▶ [Problem to solve]
Copy out every line that contains "Unique".

▶ [Provided material]
----------------------------------------

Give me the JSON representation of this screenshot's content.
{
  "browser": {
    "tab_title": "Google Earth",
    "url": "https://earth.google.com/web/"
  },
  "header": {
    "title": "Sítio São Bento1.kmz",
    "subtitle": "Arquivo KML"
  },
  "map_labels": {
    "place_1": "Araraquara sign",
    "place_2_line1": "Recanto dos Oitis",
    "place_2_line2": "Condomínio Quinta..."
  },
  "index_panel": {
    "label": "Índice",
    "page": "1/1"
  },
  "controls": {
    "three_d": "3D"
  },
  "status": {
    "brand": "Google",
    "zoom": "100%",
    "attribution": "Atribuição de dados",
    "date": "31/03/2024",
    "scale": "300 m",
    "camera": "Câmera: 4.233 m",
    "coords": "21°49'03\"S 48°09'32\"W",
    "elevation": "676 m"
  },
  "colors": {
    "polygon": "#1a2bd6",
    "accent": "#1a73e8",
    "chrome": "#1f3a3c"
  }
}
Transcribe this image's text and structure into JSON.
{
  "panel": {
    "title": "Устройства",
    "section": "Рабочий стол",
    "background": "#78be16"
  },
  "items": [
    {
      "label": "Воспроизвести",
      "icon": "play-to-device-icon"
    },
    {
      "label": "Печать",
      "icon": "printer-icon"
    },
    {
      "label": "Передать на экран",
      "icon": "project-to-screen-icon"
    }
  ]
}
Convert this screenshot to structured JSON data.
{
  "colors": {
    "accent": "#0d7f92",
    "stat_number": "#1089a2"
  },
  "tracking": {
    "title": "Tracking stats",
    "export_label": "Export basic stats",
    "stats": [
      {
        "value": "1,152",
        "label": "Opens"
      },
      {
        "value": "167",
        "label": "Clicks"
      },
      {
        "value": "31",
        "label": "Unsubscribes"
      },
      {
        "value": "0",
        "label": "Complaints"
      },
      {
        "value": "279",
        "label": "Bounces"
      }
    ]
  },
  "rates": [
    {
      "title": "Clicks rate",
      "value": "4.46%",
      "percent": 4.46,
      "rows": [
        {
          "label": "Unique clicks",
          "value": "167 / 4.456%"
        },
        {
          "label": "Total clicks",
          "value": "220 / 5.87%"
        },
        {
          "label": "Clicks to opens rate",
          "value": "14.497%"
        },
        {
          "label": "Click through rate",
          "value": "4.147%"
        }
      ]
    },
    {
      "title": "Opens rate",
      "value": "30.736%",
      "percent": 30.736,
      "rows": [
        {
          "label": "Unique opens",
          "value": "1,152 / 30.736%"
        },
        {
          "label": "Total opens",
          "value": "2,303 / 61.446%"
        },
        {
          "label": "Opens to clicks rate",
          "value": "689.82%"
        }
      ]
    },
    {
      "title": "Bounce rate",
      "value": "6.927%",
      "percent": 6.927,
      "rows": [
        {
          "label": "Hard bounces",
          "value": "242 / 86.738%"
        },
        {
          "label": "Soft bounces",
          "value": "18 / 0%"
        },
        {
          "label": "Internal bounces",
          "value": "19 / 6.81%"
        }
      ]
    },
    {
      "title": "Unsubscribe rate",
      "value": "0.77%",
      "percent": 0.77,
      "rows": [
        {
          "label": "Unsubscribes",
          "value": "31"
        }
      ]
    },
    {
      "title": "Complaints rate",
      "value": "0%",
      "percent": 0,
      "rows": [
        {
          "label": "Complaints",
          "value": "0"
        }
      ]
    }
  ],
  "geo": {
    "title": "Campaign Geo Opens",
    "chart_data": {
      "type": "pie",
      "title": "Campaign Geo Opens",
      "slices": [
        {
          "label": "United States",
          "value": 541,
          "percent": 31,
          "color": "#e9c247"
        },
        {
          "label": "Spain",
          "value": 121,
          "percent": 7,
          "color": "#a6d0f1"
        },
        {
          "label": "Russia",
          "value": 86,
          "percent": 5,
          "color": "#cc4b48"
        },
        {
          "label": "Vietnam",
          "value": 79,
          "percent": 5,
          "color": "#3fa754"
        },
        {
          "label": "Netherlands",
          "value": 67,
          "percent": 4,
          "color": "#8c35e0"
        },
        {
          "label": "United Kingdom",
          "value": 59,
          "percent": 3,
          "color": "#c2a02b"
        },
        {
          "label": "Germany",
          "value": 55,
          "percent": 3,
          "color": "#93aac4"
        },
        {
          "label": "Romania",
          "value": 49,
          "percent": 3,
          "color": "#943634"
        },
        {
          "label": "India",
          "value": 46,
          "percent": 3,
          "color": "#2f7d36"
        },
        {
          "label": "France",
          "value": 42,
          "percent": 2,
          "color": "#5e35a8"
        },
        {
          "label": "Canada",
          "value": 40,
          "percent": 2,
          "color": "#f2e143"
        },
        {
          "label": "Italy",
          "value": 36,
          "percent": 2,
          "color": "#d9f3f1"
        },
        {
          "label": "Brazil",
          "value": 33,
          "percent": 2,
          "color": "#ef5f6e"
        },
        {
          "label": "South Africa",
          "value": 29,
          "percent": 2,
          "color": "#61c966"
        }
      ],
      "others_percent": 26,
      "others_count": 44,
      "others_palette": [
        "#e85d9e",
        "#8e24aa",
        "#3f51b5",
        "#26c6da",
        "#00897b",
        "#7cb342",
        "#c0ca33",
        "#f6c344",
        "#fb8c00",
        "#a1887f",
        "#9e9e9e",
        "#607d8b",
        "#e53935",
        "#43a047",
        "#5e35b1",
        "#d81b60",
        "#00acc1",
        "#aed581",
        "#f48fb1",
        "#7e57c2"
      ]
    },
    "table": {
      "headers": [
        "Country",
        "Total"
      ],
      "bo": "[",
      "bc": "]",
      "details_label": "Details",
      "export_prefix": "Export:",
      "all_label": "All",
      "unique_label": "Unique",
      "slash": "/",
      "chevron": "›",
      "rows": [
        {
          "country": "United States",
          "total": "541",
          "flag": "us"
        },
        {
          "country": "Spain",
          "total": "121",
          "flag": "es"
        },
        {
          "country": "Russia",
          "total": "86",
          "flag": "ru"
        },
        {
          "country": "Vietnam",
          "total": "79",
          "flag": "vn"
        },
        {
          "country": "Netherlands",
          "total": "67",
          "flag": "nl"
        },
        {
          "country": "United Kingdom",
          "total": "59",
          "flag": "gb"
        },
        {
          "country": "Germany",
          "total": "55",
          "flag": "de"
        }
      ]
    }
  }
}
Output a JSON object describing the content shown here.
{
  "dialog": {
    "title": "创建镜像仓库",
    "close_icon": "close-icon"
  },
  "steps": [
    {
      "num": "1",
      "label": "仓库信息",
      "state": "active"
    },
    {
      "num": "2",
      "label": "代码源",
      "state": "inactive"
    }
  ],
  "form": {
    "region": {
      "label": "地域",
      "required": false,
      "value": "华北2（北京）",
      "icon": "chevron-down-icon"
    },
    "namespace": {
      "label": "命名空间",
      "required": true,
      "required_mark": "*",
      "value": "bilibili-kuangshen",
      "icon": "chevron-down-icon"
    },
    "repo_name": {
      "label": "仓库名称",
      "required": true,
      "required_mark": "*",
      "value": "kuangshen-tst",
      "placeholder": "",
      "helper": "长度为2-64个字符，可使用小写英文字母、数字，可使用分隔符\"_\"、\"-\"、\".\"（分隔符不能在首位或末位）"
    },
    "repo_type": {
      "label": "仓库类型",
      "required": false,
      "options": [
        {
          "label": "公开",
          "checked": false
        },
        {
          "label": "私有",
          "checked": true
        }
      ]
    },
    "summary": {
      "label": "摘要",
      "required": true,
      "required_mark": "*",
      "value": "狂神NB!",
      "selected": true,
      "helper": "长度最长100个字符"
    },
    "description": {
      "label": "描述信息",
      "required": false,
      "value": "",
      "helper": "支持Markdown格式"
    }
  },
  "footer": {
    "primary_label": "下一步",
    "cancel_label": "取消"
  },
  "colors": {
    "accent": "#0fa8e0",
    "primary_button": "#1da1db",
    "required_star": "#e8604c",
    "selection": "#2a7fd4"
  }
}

----------------------------------------

▶ [Task response]
          "label": "Unique clicks",
          "label": "Unique opens",
      "unique_label": "Unique",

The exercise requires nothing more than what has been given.